#### STATED EXERCISE:
Reproduce the listing below word for word, from its first line through the line containing "For every button, label, input, icon, or", both included. Leave the pictures out.

#### DATASET ROWS:
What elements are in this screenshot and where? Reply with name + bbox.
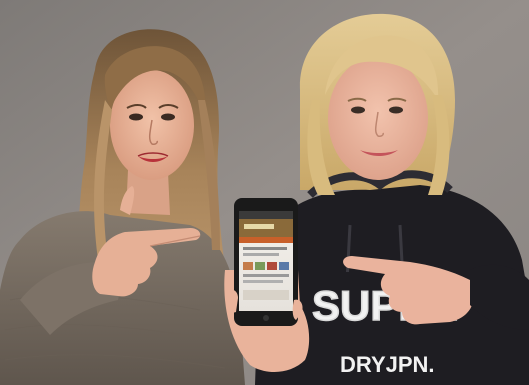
- app-status-bar: [239, 211, 293, 219]
- hoodie-print-bottom: DRYJPN.: [340, 352, 435, 377]
- right-face: [328, 56, 428, 180]
- app-accent-bar: [239, 237, 293, 243]
- left-eye: [129, 113, 143, 121]
- photo: SUPER DRYJPN.: [0, 0, 529, 385]
- right-eye: [161, 113, 175, 121]
- photo-stage: SUPER DRYJPN.: [0, 0, 529, 385]
- phone-home-button: [263, 315, 269, 321]
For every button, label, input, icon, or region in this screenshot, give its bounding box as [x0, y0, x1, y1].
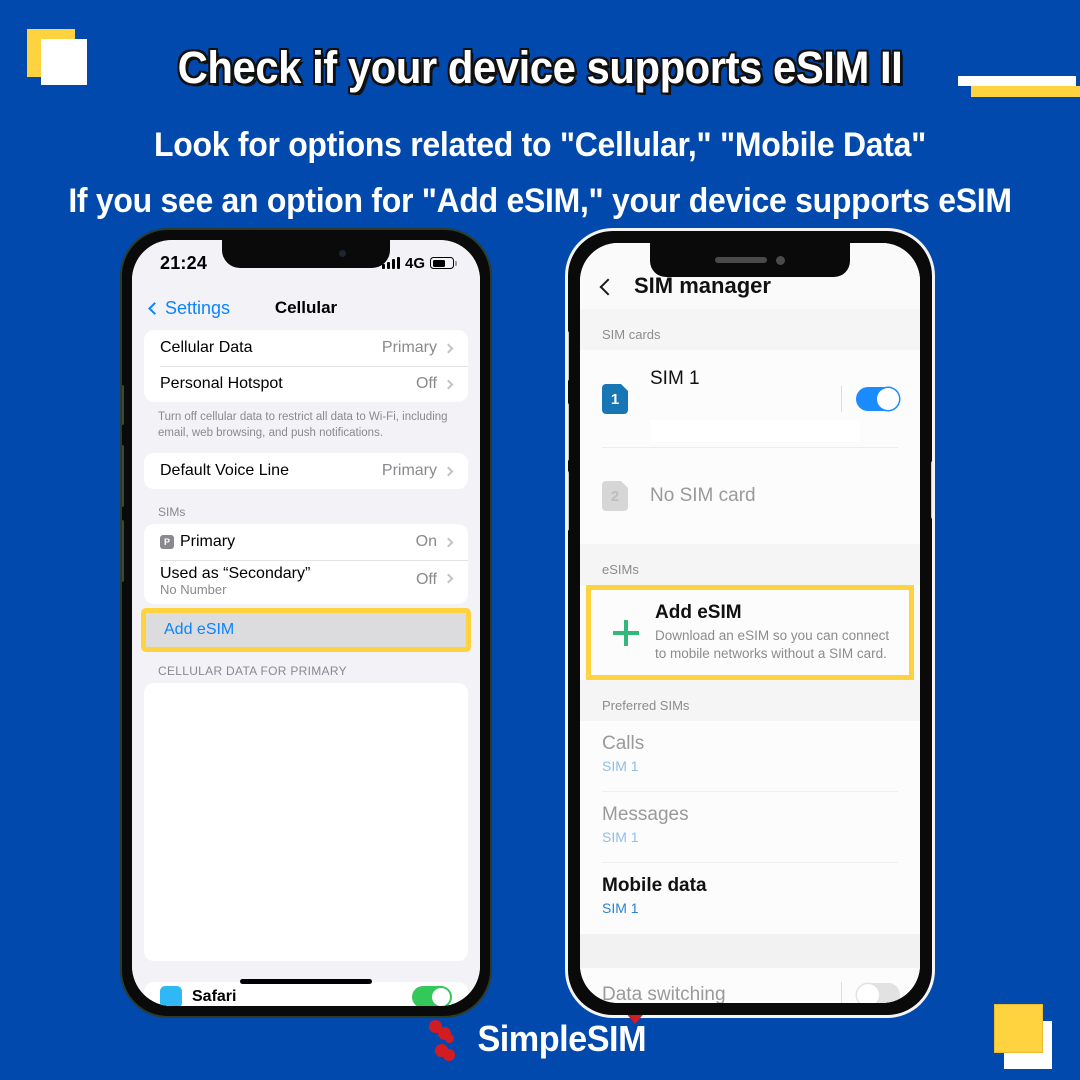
add-esim-button-android[interactable]: Add eSIM Download an eSIM so you can con… [586, 585, 914, 681]
cellular-data-app-list [144, 683, 468, 962]
iphone-notch [222, 240, 390, 268]
iphone-volume-up-button[interactable] [122, 445, 124, 507]
ios-settings-list: Cellular Data Primary Personal Hotspot O… [132, 330, 480, 1006]
android-volume-up-button[interactable] [568, 403, 569, 461]
row-preferred-mobile-data[interactable]: Mobile data SIM 1 [580, 863, 920, 935]
battery-icon [430, 257, 457, 269]
sim-1-toggle[interactable] [856, 387, 900, 411]
toggle-separator [841, 982, 842, 1003]
row-label: Cellular Data [160, 339, 253, 356]
row-preferred-messages[interactable]: Messages SIM 1 [580, 792, 920, 864]
plus-icon [613, 619, 639, 646]
row-sim-primary[interactable]: P Primary On [144, 524, 468, 560]
android-power-button[interactable] [931, 461, 932, 519]
android-notch [650, 243, 850, 277]
row-label: Used as “Secondary” [160, 565, 311, 583]
subtitle-line-2: If you see an option for "Add eSIM," you… [68, 182, 1012, 220]
row-value: On [415, 533, 437, 551]
row-data-switching[interactable]: Data switching [580, 968, 920, 1003]
data-switching-label: Data switching [602, 984, 726, 1003]
row-sim-1[interactable]: 1 SIM 1 [580, 350, 920, 448]
iphone-mockup: 21:24 4G Settings Cellular Cellular Data… [120, 228, 492, 1018]
row-cellular-data[interactable]: Cellular Data Primary [144, 330, 468, 366]
row-label: Personal Hotspot [160, 375, 283, 392]
data-switching-toggle[interactable] [856, 983, 900, 1003]
iphone-screen: 21:24 4G Settings Cellular Cellular Data… [132, 240, 480, 1006]
chevron-right-icon [443, 537, 454, 547]
home-indicator [240, 979, 372, 984]
back-label: Settings [165, 297, 231, 318]
chevron-right-icon [443, 466, 454, 476]
earpiece-speaker-icon [715, 257, 767, 263]
android-screen: SIM manager SIM cards 1 SIM 1 2 No SIM c… [580, 243, 920, 1003]
status-time: 21:24 [160, 252, 208, 273]
simplesim-logo-icon [429, 1018, 463, 1061]
preferred-label: Calls [602, 733, 645, 755]
row-label: Safari [192, 988, 237, 1005]
redacted-number-block [650, 420, 860, 442]
cellular-group-card: Cellular Data Primary Personal Hotspot O… [144, 330, 468, 402]
sim-cards-list: 1 SIM 1 2 No SIM card [580, 350, 920, 544]
brand-logo: SimpleSIM [0, 1015, 1080, 1061]
safari-toggle[interactable] [412, 986, 452, 1006]
add-esim-title: Add eSIM [655, 602, 742, 623]
cellular-data-section-header: CELLULAR DATA FOR PRIMARY [158, 664, 347, 679]
sim-chip-1-icon: 1 [602, 384, 628, 414]
row-sim-secondary[interactable]: Used as “Secondary” No Number Off [144, 560, 468, 604]
preferred-sims-section-header: Preferred SIMs [580, 680, 920, 722]
android-button-1[interactable] [568, 331, 569, 381]
page-title: Check if your device supports eSIM II [177, 42, 903, 93]
android-volume-down-button[interactable] [568, 471, 569, 531]
toggle-separator [841, 386, 842, 412]
chevron-right-icon [443, 573, 454, 584]
safari-icon [160, 986, 182, 1006]
preferred-value: SIM 1 [602, 900, 639, 917]
row-label: Primary [180, 533, 236, 551]
cellular-footnote: Turn off cellular data to restrict all d… [158, 411, 448, 439]
esims-section-header: eSIMs [580, 544, 920, 585]
sims-section-header: SIMs [158, 505, 186, 520]
row-value: Primary [381, 339, 437, 356]
status-network-label: 4G [404, 254, 425, 272]
chevron-right-icon [443, 379, 454, 389]
preferred-value: SIM 1 [602, 758, 639, 775]
row-sublabel: No Number [160, 582, 227, 598]
front-camera-icon [339, 250, 346, 257]
iphone-mute-button[interactable] [122, 385, 124, 425]
row-preferred-calls[interactable]: Calls SIM 1 [580, 721, 920, 793]
back-to-settings-button[interactable]: Settings [148, 297, 231, 319]
front-camera-icon [776, 255, 785, 265]
brand-name: SimpleSIM [478, 1015, 647, 1060]
subtitle-line-1: Look for options related to "Cellular," … [154, 126, 926, 164]
preferred-value: SIM 1 [602, 829, 639, 846]
add-esim-label: Add eSIM [164, 621, 235, 639]
row-default-voice-line[interactable]: Default Voice Line Primary [144, 453, 468, 489]
add-esim-button-ios[interactable]: Add eSIM [141, 608, 471, 653]
ios-nav-bar: Settings Cellular [132, 286, 480, 330]
iphone-volume-down-button[interactable] [122, 520, 124, 582]
row-personal-hotspot[interactable]: Personal Hotspot Off [144, 366, 468, 402]
row-value: Off [415, 375, 437, 392]
preferred-label: Mobile data [602, 875, 707, 897]
add-esim-description: Download an eSIM so you can connect to m… [655, 628, 890, 662]
section-gap [580, 934, 920, 969]
chevron-left-icon[interactable] [599, 278, 617, 296]
chevron-right-icon [443, 343, 454, 353]
sim-name: SIM 1 [650, 368, 700, 389]
row-no-sim-card: 2 No SIM card [580, 448, 920, 544]
preferred-label: Messages [602, 804, 689, 826]
row-safari[interactable]: Safari [144, 982, 468, 1006]
voice-line-card: Default Voice Line Primary [144, 453, 468, 490]
sims-card: P Primary On Used as “Secondary” No Numb… [144, 524, 468, 605]
android-mockup: SIM manager SIM cards 1 SIM 1 2 No SIM c… [565, 228, 935, 1018]
row-label: Default Voice Line [160, 462, 289, 480]
sim-cards-section-header: SIM cards [580, 309, 920, 350]
sim-badge-icon: P [160, 535, 174, 550]
sim-chip-2-icon: 2 [602, 481, 628, 511]
row-value: Off [415, 571, 437, 589]
sim-name: No SIM card [650, 485, 756, 506]
chevron-left-icon [148, 301, 161, 315]
row-value: Primary [381, 462, 437, 480]
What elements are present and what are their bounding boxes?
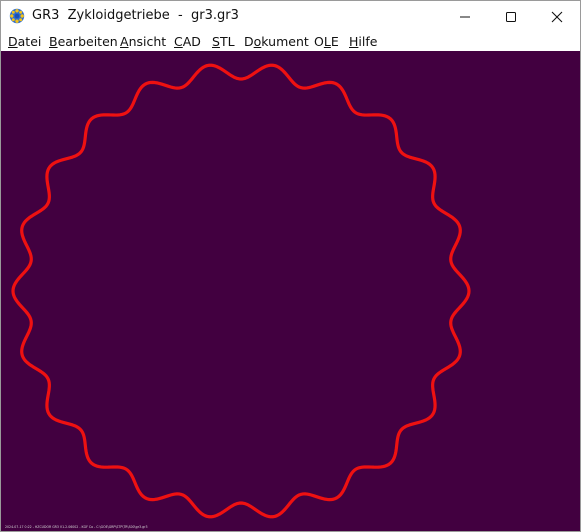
title-separator: - (178, 8, 183, 23)
title-module: Zykloidgetriebe (67, 8, 170, 23)
menu-cad[interactable]: CAD (174, 34, 201, 49)
menu-ansicht[interactable]: Ansicht (120, 34, 166, 49)
close-button[interactable] (534, 1, 580, 32)
title-app: GR3 (32, 8, 60, 23)
menu-hilfe[interactable]: Hilfe (349, 34, 377, 49)
title-bar[interactable]: GR3 Zykloidgetriebe - gr3.gr3 (1, 1, 580, 32)
minimize-icon (460, 16, 470, 17)
maximize-icon (506, 11, 516, 22)
minimize-button[interactable] (442, 1, 488, 32)
menu-bearbeiten[interactable]: Bearbeiten (49, 34, 118, 49)
gear-flower-icon[interactable] (9, 8, 25, 24)
drawing-canvas[interactable]: 2024-07-17 0:22 - HZCUDOR GR3 V1.2.06002… (1, 51, 580, 531)
app-window: GR3 Zykloidgetriebe - gr3.gr3 Datei Bear… (0, 0, 581, 532)
title-file: gr3.gr3 (191, 8, 239, 23)
menu-bar: Datei Bearbeiten Ansicht CAD STL Dokumen… (1, 32, 580, 51)
footer-status-text: 2024-07-17 0:22 - HZCUDOR GR3 V1.2.06002… (5, 525, 148, 529)
cycloid-curve (11, 63, 471, 519)
menu-stl[interactable]: STL (212, 34, 235, 49)
menu-datei[interactable]: Datei (8, 34, 41, 49)
window-title: GR3 Zykloidgetriebe - gr3.gr3 (32, 8, 239, 23)
close-icon (551, 11, 563, 22)
menu-dokument[interactable]: Dokument (244, 34, 309, 49)
menu-ole[interactable]: OLE (314, 34, 339, 49)
cycloid-drawing (11, 63, 471, 519)
maximize-button[interactable] (488, 1, 534, 32)
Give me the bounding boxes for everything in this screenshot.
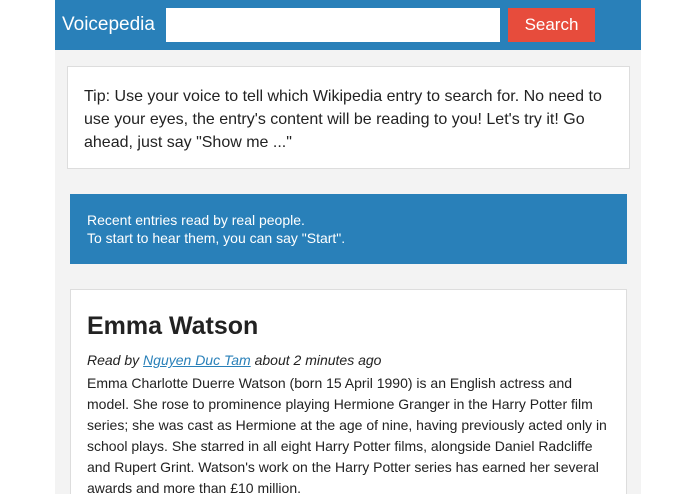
brand-logo[interactable]: Voicepedia — [62, 13, 155, 37]
entry-title: Emma Watson — [87, 312, 259, 340]
read-by-label: Read by — [87, 352, 140, 368]
navbar: Voicepedia Search — [55, 0, 641, 50]
recent-entries-instruction: To start to hear them, you can say "Star… — [87, 230, 346, 246]
recent-entries-heading: Recent entries read by real people. — [87, 212, 305, 228]
search-button[interactable]: Search — [508, 8, 595, 42]
recent-entries-banner: Recent entries read by real people. To s… — [70, 194, 627, 264]
entry-meta: Read by Nguyen Duc Tam about 2 minutes a… — [87, 351, 610, 369]
entry-time: about 2 minutes ago — [254, 352, 382, 368]
entry-card: Emma Watson Read by Nguyen Duc Tam about… — [70, 289, 627, 494]
tip-box: Tip: Use your voice to tell which Wikipe… — [67, 66, 630, 169]
tip-text: Tip: Use your voice to tell which Wikipe… — [84, 88, 602, 151]
search-input[interactable] — [166, 8, 500, 42]
reader-link[interactable]: Nguyen Duc Tam — [143, 352, 251, 368]
entry-content: Emma Charlotte Duerre Watson (born 15 Ap… — [87, 375, 607, 494]
app-container: Voicepedia Search Tip: Use your voice to… — [55, 0, 641, 494]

#### ANSWER TO THE EXERCISE:
What elements are in this screenshot and where? Reply with name + bbox.
- app-status-bar: [239, 211, 293, 219]
- hoodie-print-bottom: DRYJPN.: [340, 352, 435, 377]
- right-face: [328, 56, 428, 180]
- app-accent-bar: [239, 237, 293, 243]
- left-eye: [129, 113, 143, 121]
- photo: SUPER DRYJPN.: [0, 0, 529, 385]
- right-eye: [161, 113, 175, 121]
- photo-stage: SUPER DRYJPN.: [0, 0, 529, 385]
- phone-home-button: [263, 315, 269, 321]
For every button, label, input, icon, or region in this screenshot, give its bounding box as [x0, y0, x1, y1].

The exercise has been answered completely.